**Supplied material:**
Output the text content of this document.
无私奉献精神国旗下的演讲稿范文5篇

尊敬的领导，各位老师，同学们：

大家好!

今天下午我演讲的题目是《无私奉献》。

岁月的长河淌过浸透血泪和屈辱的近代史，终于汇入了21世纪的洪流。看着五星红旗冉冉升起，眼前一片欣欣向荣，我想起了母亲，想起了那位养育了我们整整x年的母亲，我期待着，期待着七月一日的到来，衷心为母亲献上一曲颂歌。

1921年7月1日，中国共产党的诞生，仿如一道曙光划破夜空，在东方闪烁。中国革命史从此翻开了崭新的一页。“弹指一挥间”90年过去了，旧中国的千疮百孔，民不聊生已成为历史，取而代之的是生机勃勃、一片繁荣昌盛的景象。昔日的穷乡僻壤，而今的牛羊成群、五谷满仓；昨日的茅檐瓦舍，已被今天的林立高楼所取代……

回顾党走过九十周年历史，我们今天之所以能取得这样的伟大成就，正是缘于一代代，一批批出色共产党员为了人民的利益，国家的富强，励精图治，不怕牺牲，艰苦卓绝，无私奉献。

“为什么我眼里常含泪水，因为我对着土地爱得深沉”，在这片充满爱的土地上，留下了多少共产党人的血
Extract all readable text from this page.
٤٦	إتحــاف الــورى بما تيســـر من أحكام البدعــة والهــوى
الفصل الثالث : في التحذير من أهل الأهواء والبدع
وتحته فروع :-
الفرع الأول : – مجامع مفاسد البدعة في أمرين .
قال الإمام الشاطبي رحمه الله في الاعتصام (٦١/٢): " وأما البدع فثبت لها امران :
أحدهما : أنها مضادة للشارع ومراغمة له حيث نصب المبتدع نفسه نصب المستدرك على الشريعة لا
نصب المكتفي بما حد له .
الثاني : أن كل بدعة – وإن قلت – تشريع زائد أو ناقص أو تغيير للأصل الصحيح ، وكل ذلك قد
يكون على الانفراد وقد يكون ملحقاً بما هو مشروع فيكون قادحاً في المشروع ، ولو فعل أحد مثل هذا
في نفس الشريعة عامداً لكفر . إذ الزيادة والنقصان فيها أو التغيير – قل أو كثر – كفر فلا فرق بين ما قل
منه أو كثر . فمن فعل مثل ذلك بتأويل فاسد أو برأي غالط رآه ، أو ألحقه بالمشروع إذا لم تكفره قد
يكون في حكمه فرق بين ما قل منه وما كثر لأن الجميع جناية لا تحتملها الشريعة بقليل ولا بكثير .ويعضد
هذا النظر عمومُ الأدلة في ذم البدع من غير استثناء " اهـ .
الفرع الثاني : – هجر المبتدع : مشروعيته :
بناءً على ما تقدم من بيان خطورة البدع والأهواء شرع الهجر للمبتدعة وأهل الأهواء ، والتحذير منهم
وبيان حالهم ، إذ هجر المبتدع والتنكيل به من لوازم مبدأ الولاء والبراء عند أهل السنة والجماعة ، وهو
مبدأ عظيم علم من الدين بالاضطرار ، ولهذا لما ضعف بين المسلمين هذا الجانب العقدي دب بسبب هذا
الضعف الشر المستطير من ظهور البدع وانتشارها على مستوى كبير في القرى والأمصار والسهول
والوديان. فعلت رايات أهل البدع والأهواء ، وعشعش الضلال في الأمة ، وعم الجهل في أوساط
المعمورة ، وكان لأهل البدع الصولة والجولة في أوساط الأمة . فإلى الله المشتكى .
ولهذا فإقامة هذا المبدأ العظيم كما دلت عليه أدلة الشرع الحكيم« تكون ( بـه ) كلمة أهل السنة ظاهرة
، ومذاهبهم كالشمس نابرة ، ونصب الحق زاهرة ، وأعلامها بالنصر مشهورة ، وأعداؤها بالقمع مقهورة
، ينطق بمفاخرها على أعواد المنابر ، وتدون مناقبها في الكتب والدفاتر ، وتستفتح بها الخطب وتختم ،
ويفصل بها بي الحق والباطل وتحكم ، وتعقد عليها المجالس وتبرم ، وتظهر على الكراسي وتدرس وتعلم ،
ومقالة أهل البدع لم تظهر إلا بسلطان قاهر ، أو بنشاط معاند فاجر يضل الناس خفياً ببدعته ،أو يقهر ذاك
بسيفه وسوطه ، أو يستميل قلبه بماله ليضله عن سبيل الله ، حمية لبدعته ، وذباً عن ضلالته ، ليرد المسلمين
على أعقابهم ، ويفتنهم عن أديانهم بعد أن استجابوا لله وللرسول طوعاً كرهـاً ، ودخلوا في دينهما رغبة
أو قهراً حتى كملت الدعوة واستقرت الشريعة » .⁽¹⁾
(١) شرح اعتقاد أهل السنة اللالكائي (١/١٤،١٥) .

**Job:**
Print nothing but the lines from the line with "Extract all readable text from this page." to the last line of the records above. Both of those lines count.

**Solved exercise:**
Extract all readable text from this page.
٤٦	إتحــاف الــورى بما تيســـر من أحكام البدعــة والهــوى
الفصل الثالث : في التحذير من أهل الأهواء والبدع
وتحته فروع :-
الفرع الأول : – مجامع مفاسد البدعة في أمرين .
قال الإمام الشاطبي رحمه الله في الاعتصام (٦١/٢): " وأما البدع فثبت لها امران :
أحدهما : أنها مضادة للشارع ومراغمة له حيث نصب المبتدع نفسه نصب المستدرك على الشريعة لا
نصب المكتفي بما حد له .
الثاني : أن كل بدعة – وإن قلت – تشريع زائد أو ناقص أو تغيير للأصل الصحيح ، وكل ذلك قد
يكون على الانفراد وقد يكون ملحقاً بما هو مشروع فيكون قادحاً في المشروع ، ولو فعل أحد مثل هذا
في نفس الشريعة عامداً لكفر . إذ الزيادة والنقصان فيها أو التغيير – قل أو كثر – كفر فلا فرق بين ما قل
منه أو كثر . فمن فعل مثل ذلك بتأويل فاسد أو برأي غالط رآه ، أو ألحقه بالمشروع إذا لم تكفره قد
يكون في حكمه فرق بين ما قل منه وما كثر لأن الجميع جناية لا تحتملها الشريعة بقليل ولا بكثير .ويعضد
هذا النظر عمومُ الأدلة في ذم البدع من غير استثناء " اهـ .
الفرع الثاني : – هجر المبتدع : مشروعيته :
بناءً على ما تقدم من بيان خطورة البدع والأهواء شرع الهجر للمبتدعة وأهل الأهواء ، والتحذير منهم
وبيان حالهم ، إذ هجر المبتدع والتنكيل به من لوازم مبدأ الولاء والبراء عند أهل السنة والجماعة ، وهو
مبدأ عظيم علم من الدين بالاضطرار ، ولهذا لما ضعف بين المسلمين هذا الجانب العقدي دب بسبب هذا
الضعف الشر المستطير من ظهور البدع وانتشارها على مستوى كبير في القرى والأمصار والسهول
والوديان. فعلت رايات أهل البدع والأهواء ، وعشعش الضلال في الأمة ، وعم الجهل في أوساط
المعمورة ، وكان لأهل البدع الصولة والجولة في أوساط الأمة . فإلى الله المشتكى .
ولهذا فإقامة هذا المبدأ العظيم كما دلت عليه أدلة الشرع الحكيم« تكون ( بـه ) كلمة أهل السنة ظاهرة
، ومذاهبهم كالشمس نابرة ، ونصب الحق زاهرة ، وأعلامها بالنصر مشهورة ، وأعداؤها بالقمع مقهورة
، ينطق بمفاخرها على أعواد المنابر ، وتدون مناقبها في الكتب والدفاتر ، وتستفتح بها الخطب وتختم ،
ويفصل بها بي الحق والباطل وتحكم ، وتعقد عليها المجالس وتبرم ، وتظهر على الكراسي وتدرس وتعلم ،
ومقالة أهل البدع لم تظهر إلا بسلطان قاهر ، أو بنشاط معاند فاجر يضل الناس خفياً ببدعته ،أو يقهر ذاك
بسيفه وسوطه ، أو يستميل قلبه بماله ليضله عن سبيل الله ، حمية لبدعته ، وذباً عن ضلالته ، ليرد المسلمين
على أعقابهم ، ويفتنهم عن أديانهم بعد أن استجابوا لله وللرسول طوعاً كرهـاً ، ودخلوا في دينهما رغبة
أو قهراً حتى كملت الدعوة واستقرت الشريعة » .⁽¹⁾
(١) شرح اعتقاد أهل السنة اللالكائي (١/١٤،١٥) .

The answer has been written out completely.